Element placement data:
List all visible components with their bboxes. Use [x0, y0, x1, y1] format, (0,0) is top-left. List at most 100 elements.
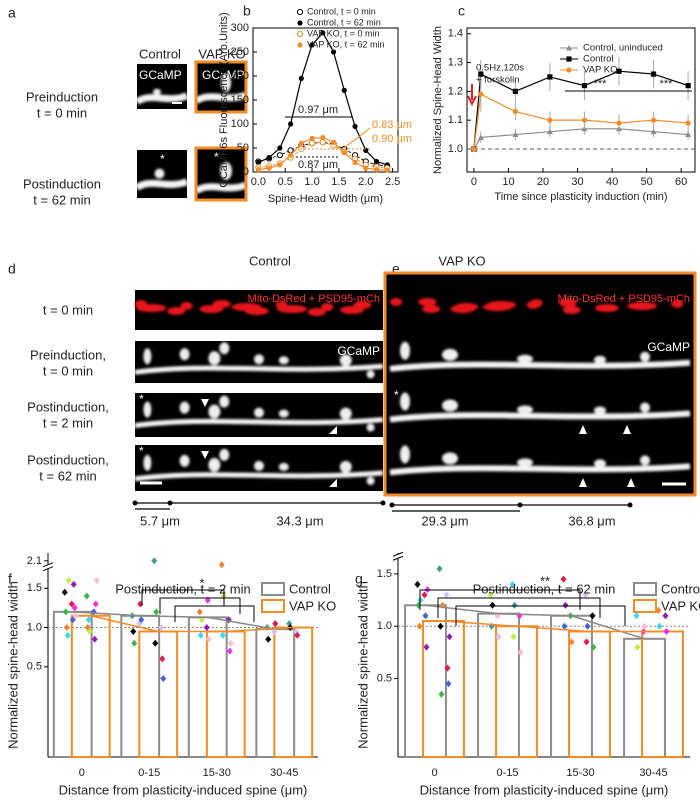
spine: [594, 355, 606, 364]
data-point: [72, 612, 79, 620]
arrowhead: [201, 451, 209, 459]
data-point: [271, 627, 278, 635]
y-tick-label: 200: [231, 70, 249, 82]
data-point: [61, 588, 68, 596]
micrograph-signal: [389, 392, 691, 423]
point: [478, 91, 484, 97]
point: [277, 162, 283, 168]
spine: [208, 351, 221, 366]
puncta: [422, 305, 441, 313]
column-label: VAP KO: [198, 46, 245, 61]
data-point: [489, 601, 496, 609]
point: [341, 150, 347, 156]
spine: [339, 460, 352, 473]
data-point: [151, 557, 158, 565]
micrograph-signal: [135, 168, 189, 191]
point: [363, 165, 369, 171]
plot-frame: [466, 27, 696, 173]
legend-swatch: [261, 599, 285, 613]
puncta: [244, 307, 269, 315]
distance-end: [167, 500, 173, 506]
point: [566, 45, 572, 51]
data-point: [152, 639, 159, 647]
spine: [339, 354, 352, 367]
point: [512, 108, 518, 115]
spine: [366, 423, 375, 432]
spine: [339, 407, 352, 420]
puncta: [562, 306, 581, 314]
spine: [517, 405, 533, 414]
point: [373, 158, 380, 165]
data-point: [663, 627, 670, 635]
distance-end: [380, 500, 386, 506]
data-point: [438, 690, 445, 698]
y-tick-label: 1.4: [448, 28, 463, 40]
micrograph-signal: [389, 341, 691, 372]
puncta: [321, 303, 334, 311]
x-tick-label: 60: [675, 176, 687, 188]
significance-bracket: [437, 597, 601, 618]
spine: [594, 459, 606, 468]
point: [373, 167, 380, 173]
image-label: GCaMP: [139, 68, 182, 82]
point: [616, 68, 622, 74]
annotation: 0.83 μm: [372, 119, 412, 131]
y-tick-label: 1.2: [448, 85, 463, 97]
point: [471, 146, 477, 152]
point: [276, 152, 283, 159]
axis-break: [392, 555, 404, 561]
data-point: [294, 631, 301, 639]
y-tick-label: 1.3: [448, 56, 463, 68]
dendrite: [389, 410, 691, 423]
row-label: Postinduction: [23, 176, 101, 191]
point: [287, 152, 294, 158]
significance: ***: [594, 78, 608, 90]
micrograph-signal: [134, 395, 384, 432]
x-tick-label: 2.5: [385, 176, 400, 188]
data-point: [443, 591, 450, 599]
data-point: [656, 622, 663, 630]
image-border: [194, 60, 248, 114]
y-tick-label: 2.1: [27, 555, 42, 567]
puncta: [307, 308, 326, 316]
micrograph-signal: [134, 342, 384, 379]
distance-label: 29.3 μm: [421, 513, 468, 528]
data-point: [63, 624, 70, 632]
spine: [594, 406, 606, 415]
data-point: [218, 561, 225, 569]
arrowhead: [579, 425, 587, 434]
row-label: t = 0 min: [43, 302, 93, 317]
overlay-label: Mito-DsRed + PSD95-mCh: [248, 293, 380, 305]
data-point: [227, 639, 234, 647]
data-point: [265, 635, 272, 643]
bar: [550, 614, 593, 758]
bar: [568, 630, 611, 759]
data-point: [583, 638, 590, 646]
data-point: [446, 633, 453, 641]
point: [298, 140, 304, 146]
x-axis-label: Distance from plasticity-induced spine (…: [59, 782, 308, 797]
panel-label: b: [243, 3, 251, 19]
data-point: [85, 616, 92, 624]
spine: [640, 455, 650, 466]
y-tick-label: 1.0: [27, 621, 42, 633]
data-point: [634, 643, 641, 651]
row-label: t = 0 min: [43, 363, 93, 378]
point: [309, 42, 315, 48]
plot-frame: [252, 27, 399, 173]
panel-label: f: [8, 571, 12, 587]
y-tick-label: 1.0: [377, 620, 392, 632]
spine: [400, 392, 410, 411]
spine: [442, 348, 458, 361]
data-point: [69, 616, 76, 624]
x-tick-label: 1.0: [304, 176, 319, 188]
data-point: [65, 576, 72, 584]
row-label: Postinduction,: [27, 452, 109, 467]
spine: [143, 454, 152, 471]
puncta: [594, 304, 619, 312]
row-label: t = 2 min: [43, 415, 93, 430]
micrograph-signal: [389, 445, 691, 476]
legend-label: Control: [289, 581, 331, 596]
data-point: [421, 591, 428, 599]
spine: [640, 402, 650, 413]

_Exercise:_ Retype the lines starting at the line containing "spine: [594, 355, 606, 364]" and ending at the line containing "point: [616, 68, 622, 74]".

_Problem solution:_
spine: [594, 355, 606, 364]
data-point: [72, 612, 79, 620]
arrowhead: [201, 451, 209, 459]
data-point: [271, 627, 278, 635]
y-tick-label: 200: [231, 70, 249, 82]
data-point: [61, 588, 68, 596]
micrograph-signal: [389, 392, 691, 423]
point: [478, 91, 484, 97]
point: [277, 162, 283, 168]
spine: [208, 351, 221, 366]
puncta: [422, 305, 441, 313]
column-label: VAP KO: [198, 46, 245, 61]
data-point: [489, 601, 496, 609]
point: [341, 150, 347, 156]
spine: [339, 460, 352, 473]
data-point: [151, 557, 158, 565]
micrograph-signal: [135, 168, 189, 191]
point: [363, 165, 369, 171]
plot-frame: [466, 27, 696, 173]
legend-swatch: [261, 599, 285, 613]
puncta: [244, 307, 269, 315]
distance-end: [167, 500, 173, 506]
point: [566, 45, 572, 51]
data-point: [152, 639, 159, 647]
spine: [339, 354, 352, 367]
point: [512, 108, 518, 115]
spine: [366, 423, 375, 432]
spine: [339, 407, 352, 420]
puncta: [562, 306, 581, 314]
spine: [517, 405, 533, 414]
point: [373, 158, 380, 165]
data-point: [663, 627, 670, 635]
distance-end: [380, 500, 386, 506]
data-point: [438, 690, 445, 698]
y-tick-label: 1.4: [448, 28, 463, 40]
micrograph-signal: [389, 341, 691, 372]
puncta: [321, 303, 334, 311]
x-tick-label: 60: [675, 176, 687, 188]
significance-bracket: [437, 597, 601, 618]
spine: [594, 459, 606, 468]
point: [373, 167, 380, 173]
image-label: GCaMP: [139, 68, 182, 82]
point: [616, 68, 622, 74]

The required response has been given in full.